Please give the entries again in full and exactly, without any picture.

Source records:
"""

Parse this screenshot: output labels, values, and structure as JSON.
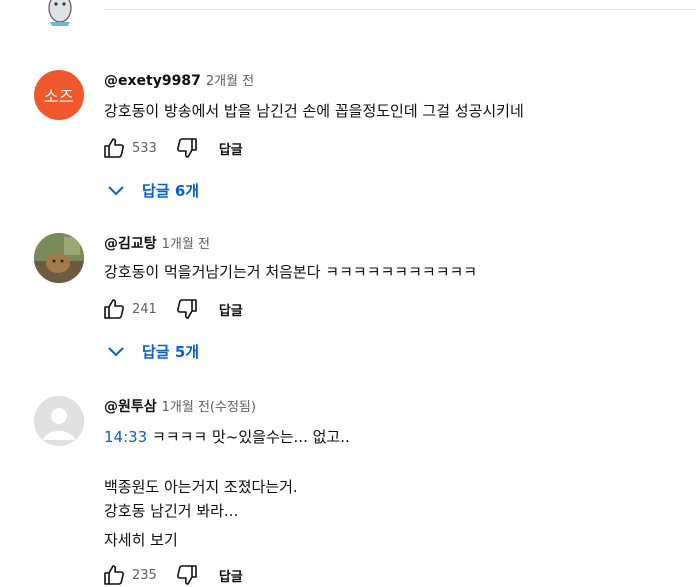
{
  "comments": [
    {
      "author": "@exety9987",
      "time": "2개월 전",
      "avatar_text": "소즈",
      "avatar_color": "#f0572a",
      "text": "강호동이 방송에서 밥을 남긴건 손에 꼽을정도인데 그걸 성공시키네",
      "likes": "533",
      "reply_label": "답글",
      "replies_label": "답글 6개"
    },
    {
      "author": "@김교탕",
      "time": "1개월 전",
      "text": "강호동이 먹을거남기는거 처음본다 ㅋㅋㅋㅋㅋㅋㅋㅋㅋㅋㅋ",
      "likes": "241",
      "reply_label": "답글",
      "replies_label": "답글 5개"
    },
    {
      "author": "@원투삼",
      "time": "1개월 전(수정됨)",
      "timestamp": "14:33",
      "line1": " ㅋㅋㅋㅋ 맛~있을수는... 없고..",
      "line2": "백종원도 아는거지 조졌다는거.",
      "line3": "강호동 남긴거 봐라...",
      "read_more": "자세히 보기",
      "likes": "235",
      "reply_label": "답글"
    }
  ],
  "colors": {
    "link": "#065fd4",
    "secondary_text": "#606060"
  },
  "icons": [
    "thumb-up-icon",
    "thumb-down-icon",
    "chevron-down-icon"
  ]
}
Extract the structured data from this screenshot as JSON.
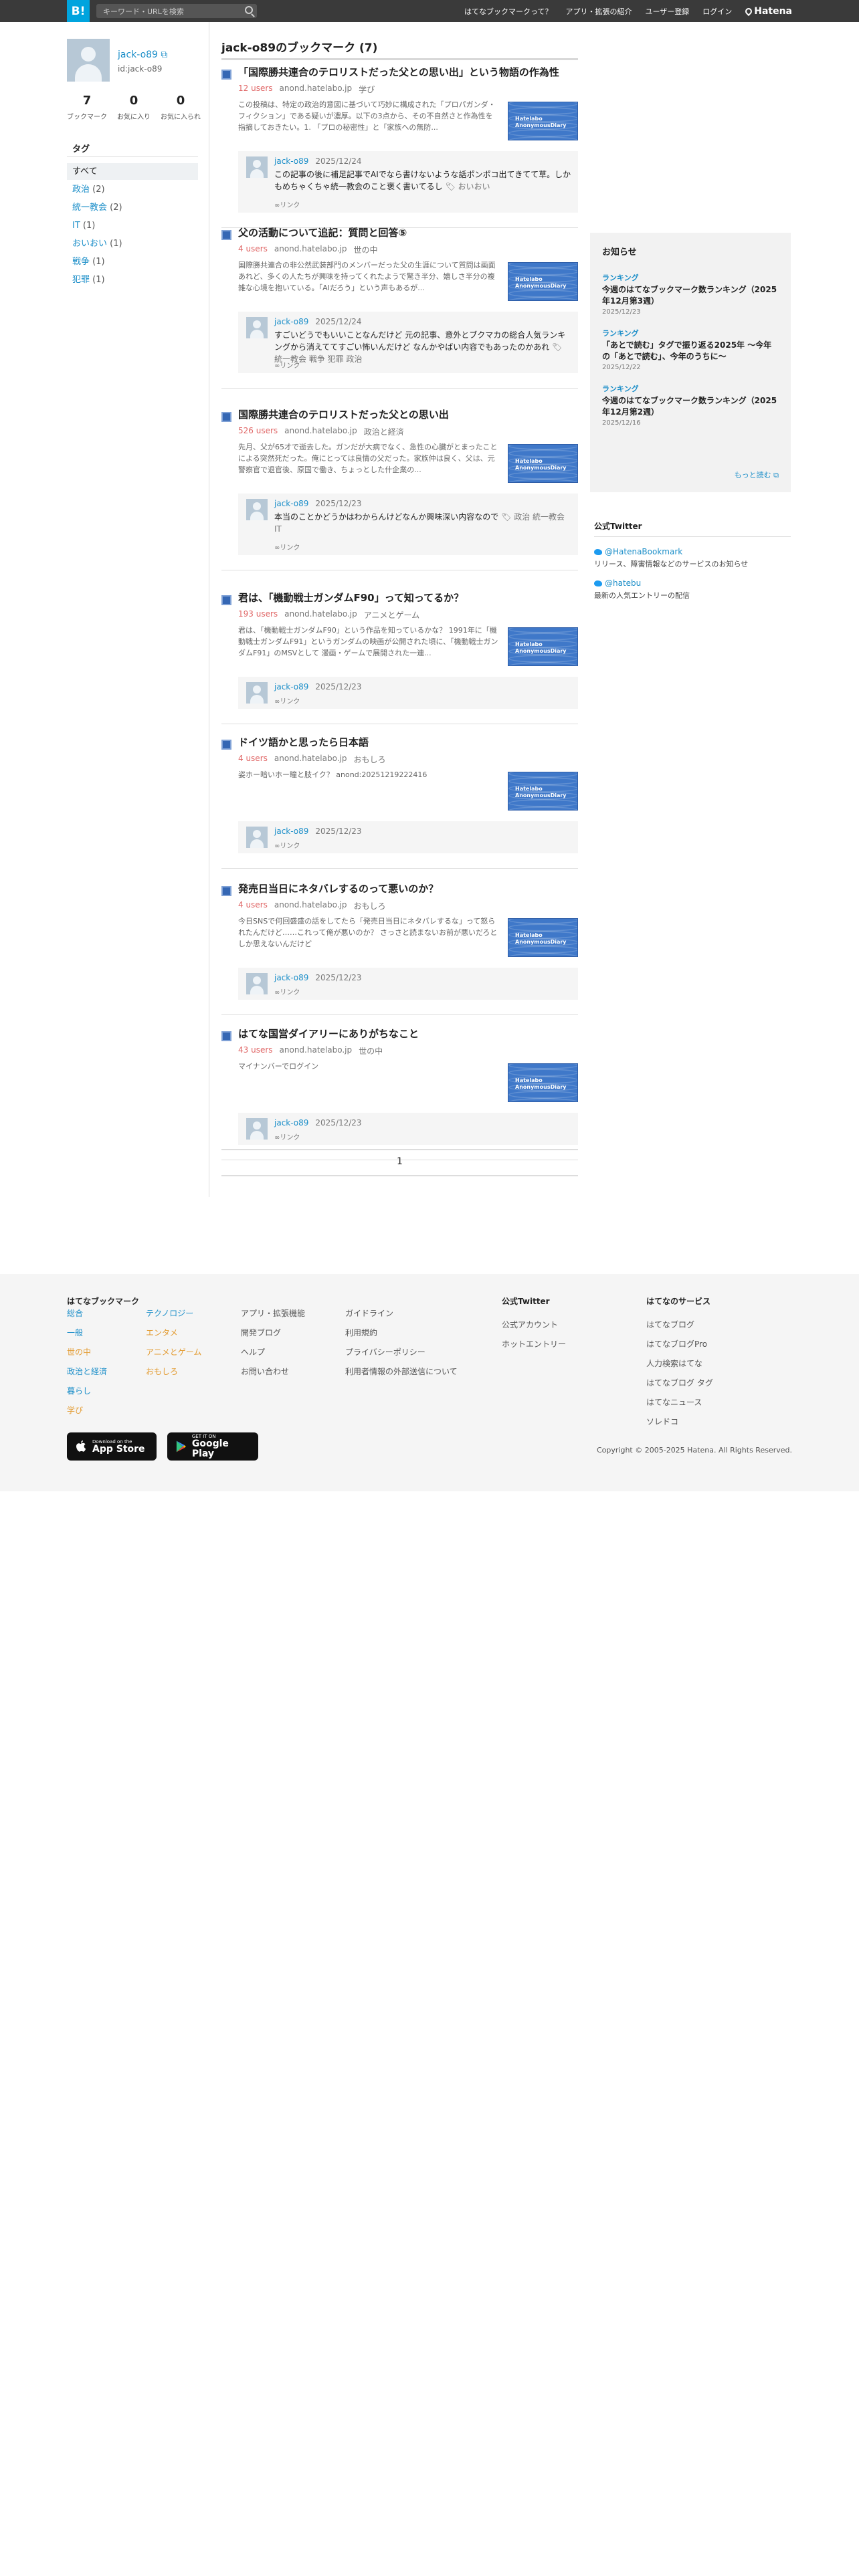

"""

Reply:
Parse this screenshot: output labels, values, and structure as JSON.
{
  "comments": [
    {
      "author": "@exety9987",
      "time": "2개월 전",
      "avatar_text": "소즈",
      "avatar_color": "#f0572a",
      "text": "강호동이 방송에서 밥을 남긴건 손에 꼽을정도인데 그걸 성공시키네",
      "likes": "533",
      "reply_label": "답글",
      "replies_label": "답글 6개"
    },
    {
      "author": "@김교탕",
      "time": "1개월 전",
      "text": "강호동이 먹을거남기는거 처음본다 ㅋㅋㅋㅋㅋㅋㅋㅋㅋㅋㅋ",
      "likes": "241",
      "reply_label": "답글",
      "replies_label": "답글 5개"
    },
    {
      "author": "@원투삼",
      "time": "1개월 전(수정됨)",
      "timestamp": "14:33",
      "line1": " ㅋㅋㅋㅋ 맛~있을수는... 없고..",
      "line2": "백종원도 아는거지 조졌다는거.",
      "line3": "강호동 남긴거 봐라...",
      "read_more": "자세히 보기",
      "likes": "235",
      "reply_label": "답글"
    }
  ],
  "colors": {
    "link": "#065fd4",
    "secondary_text": "#606060"
  },
  "icons": [
    "thumb-up-icon",
    "thumb-down-icon",
    "chevron-down-icon"
  ]
}
Extract the structured data from this screenshot as JSON.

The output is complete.